-- Start EXTRACTED MATERIAL --

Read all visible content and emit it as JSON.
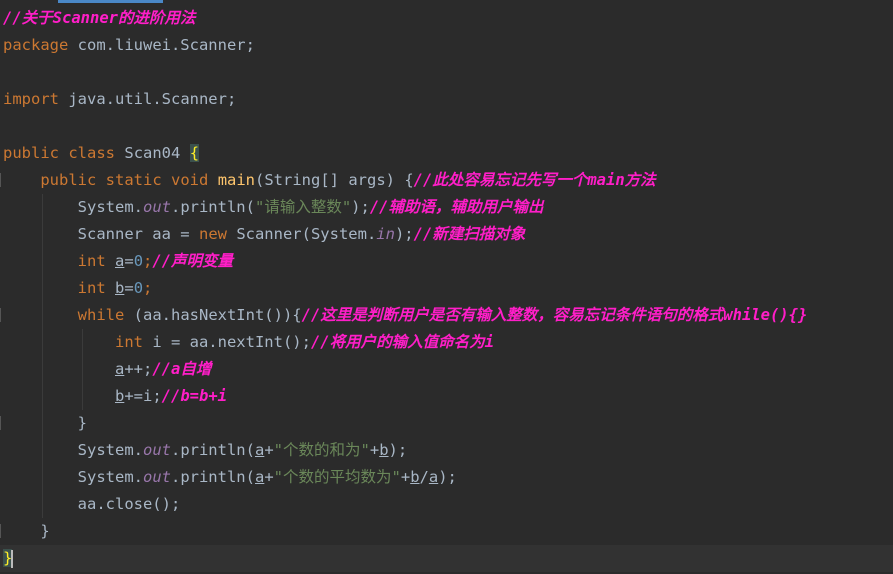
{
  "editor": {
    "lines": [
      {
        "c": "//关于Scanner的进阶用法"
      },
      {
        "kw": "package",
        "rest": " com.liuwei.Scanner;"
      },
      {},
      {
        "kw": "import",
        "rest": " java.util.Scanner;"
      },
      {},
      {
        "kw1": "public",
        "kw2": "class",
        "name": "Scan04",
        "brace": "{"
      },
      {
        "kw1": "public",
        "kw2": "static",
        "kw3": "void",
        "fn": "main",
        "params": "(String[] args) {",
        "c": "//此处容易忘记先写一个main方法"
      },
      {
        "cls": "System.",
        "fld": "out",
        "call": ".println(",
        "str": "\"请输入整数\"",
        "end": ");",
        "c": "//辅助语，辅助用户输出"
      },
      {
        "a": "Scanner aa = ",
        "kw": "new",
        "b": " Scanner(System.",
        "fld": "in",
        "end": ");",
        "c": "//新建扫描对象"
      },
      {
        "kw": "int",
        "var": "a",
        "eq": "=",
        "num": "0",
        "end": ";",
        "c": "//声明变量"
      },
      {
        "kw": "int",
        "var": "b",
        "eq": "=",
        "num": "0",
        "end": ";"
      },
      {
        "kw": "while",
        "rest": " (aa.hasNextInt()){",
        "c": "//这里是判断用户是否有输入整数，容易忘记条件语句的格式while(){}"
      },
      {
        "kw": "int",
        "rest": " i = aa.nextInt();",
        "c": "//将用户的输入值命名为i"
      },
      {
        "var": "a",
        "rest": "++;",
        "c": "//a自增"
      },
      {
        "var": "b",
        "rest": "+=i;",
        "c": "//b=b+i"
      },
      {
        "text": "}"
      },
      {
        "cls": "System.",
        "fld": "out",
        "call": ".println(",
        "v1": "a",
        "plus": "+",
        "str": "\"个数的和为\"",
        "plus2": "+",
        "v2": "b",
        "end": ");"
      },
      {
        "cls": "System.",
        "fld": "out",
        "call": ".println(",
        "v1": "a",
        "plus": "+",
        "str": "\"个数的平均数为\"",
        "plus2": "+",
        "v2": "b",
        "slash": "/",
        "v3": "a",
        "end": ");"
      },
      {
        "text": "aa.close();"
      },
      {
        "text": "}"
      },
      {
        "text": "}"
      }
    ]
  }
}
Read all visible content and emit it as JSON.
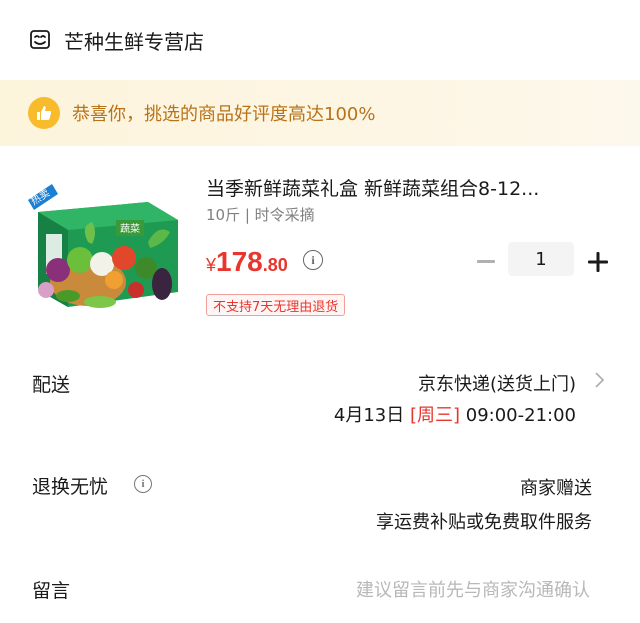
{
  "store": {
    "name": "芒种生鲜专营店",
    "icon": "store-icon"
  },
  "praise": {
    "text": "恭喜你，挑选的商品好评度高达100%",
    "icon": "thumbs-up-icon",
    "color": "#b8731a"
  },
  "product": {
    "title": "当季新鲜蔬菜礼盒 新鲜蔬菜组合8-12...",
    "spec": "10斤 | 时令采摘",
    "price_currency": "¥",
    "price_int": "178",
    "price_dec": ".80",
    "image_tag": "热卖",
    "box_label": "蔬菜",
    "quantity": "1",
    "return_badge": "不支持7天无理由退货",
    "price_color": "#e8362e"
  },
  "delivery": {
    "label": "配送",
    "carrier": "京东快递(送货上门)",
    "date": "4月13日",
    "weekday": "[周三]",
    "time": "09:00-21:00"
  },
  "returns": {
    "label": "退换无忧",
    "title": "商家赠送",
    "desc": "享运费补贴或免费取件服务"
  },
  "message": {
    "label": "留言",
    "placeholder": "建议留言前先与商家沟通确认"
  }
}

-- End EXTRACTED MATERIAL --

* _GOAL_:
Give back every line exactly as it stands, pictures excluded.

* _WRITTEN ANSWER_:
Read all visible content and emit it as JSON.
{
  "editor": {
    "lines": [
      {
        "c": "//关于Scanner的进阶用法"
      },
      {
        "kw": "package",
        "rest": " com.liuwei.Scanner;"
      },
      {},
      {
        "kw": "import",
        "rest": " java.util.Scanner;"
      },
      {},
      {
        "kw1": "public",
        "kw2": "class",
        "name": "Scan04",
        "brace": "{"
      },
      {
        "kw1": "public",
        "kw2": "static",
        "kw3": "void",
        "fn": "main",
        "params": "(String[] args) {",
        "c": "//此处容易忘记先写一个main方法"
      },
      {
        "cls": "System.",
        "fld": "out",
        "call": ".println(",
        "str": "\"请输入整数\"",
        "end": ");",
        "c": "//辅助语，辅助用户输出"
      },
      {
        "a": "Scanner aa = ",
        "kw": "new",
        "b": " Scanner(System.",
        "fld": "in",
        "end": ");",
        "c": "//新建扫描对象"
      },
      {
        "kw": "int",
        "var": "a",
        "eq": "=",
        "num": "0",
        "end": ";",
        "c": "//声明变量"
      },
      {
        "kw": "int",
        "var": "b",
        "eq": "=",
        "num": "0",
        "end": ";"
      },
      {
        "kw": "while",
        "rest": " (aa.hasNextInt()){",
        "c": "//这里是判断用户是否有输入整数，容易忘记条件语句的格式while(){}"
      },
      {
        "kw": "int",
        "rest": " i = aa.nextInt();",
        "c": "//将用户的输入值命名为i"
      },
      {
        "var": "a",
        "rest": "++;",
        "c": "//a自增"
      },
      {
        "var": "b",
        "rest": "+=i;",
        "c": "//b=b+i"
      },
      {
        "text": "}"
      },
      {
        "cls": "System.",
        "fld": "out",
        "call": ".println(",
        "v1": "a",
        "plus": "+",
        "str": "\"个数的和为\"",
        "plus2": "+",
        "v2": "b",
        "end": ");"
      },
      {
        "cls": "System.",
        "fld": "out",
        "call": ".println(",
        "v1": "a",
        "plus": "+",
        "str": "\"个数的平均数为\"",
        "plus2": "+",
        "v2": "b",
        "slash": "/",
        "v3": "a",
        "end": ");"
      },
      {
        "text": "aa.close();"
      },
      {
        "text": "}"
      },
      {
        "text": "}"
      }
    ]
  }
}
Read all visible content and emit it as JSON.
{
  "store": {
    "name": "芒种生鲜专营店",
    "icon": "store-icon"
  },
  "praise": {
    "text": "恭喜你，挑选的商品好评度高达100%",
    "icon": "thumbs-up-icon",
    "color": "#b8731a"
  },
  "product": {
    "title": "当季新鲜蔬菜礼盒 新鲜蔬菜组合8-12...",
    "spec": "10斤 | 时令采摘",
    "price_currency": "¥",
    "price_int": "178",
    "price_dec": ".80",
    "image_tag": "热卖",
    "box_label": "蔬菜",
    "quantity": "1",
    "return_badge": "不支持7天无理由退货",
    "price_color": "#e8362e"
  },
  "delivery": {
    "label": "配送",
    "carrier": "京东快递(送货上门)",
    "date": "4月13日",
    "weekday": "[周三]",
    "time": "09:00-21:00"
  },
  "returns": {
    "label": "退换无忧",
    "title": "商家赠送",
    "desc": "享运费补贴或免费取件服务"
  },
  "message": {
    "label": "留言",
    "placeholder": "建议留言前先与商家沟通确认"
  }
}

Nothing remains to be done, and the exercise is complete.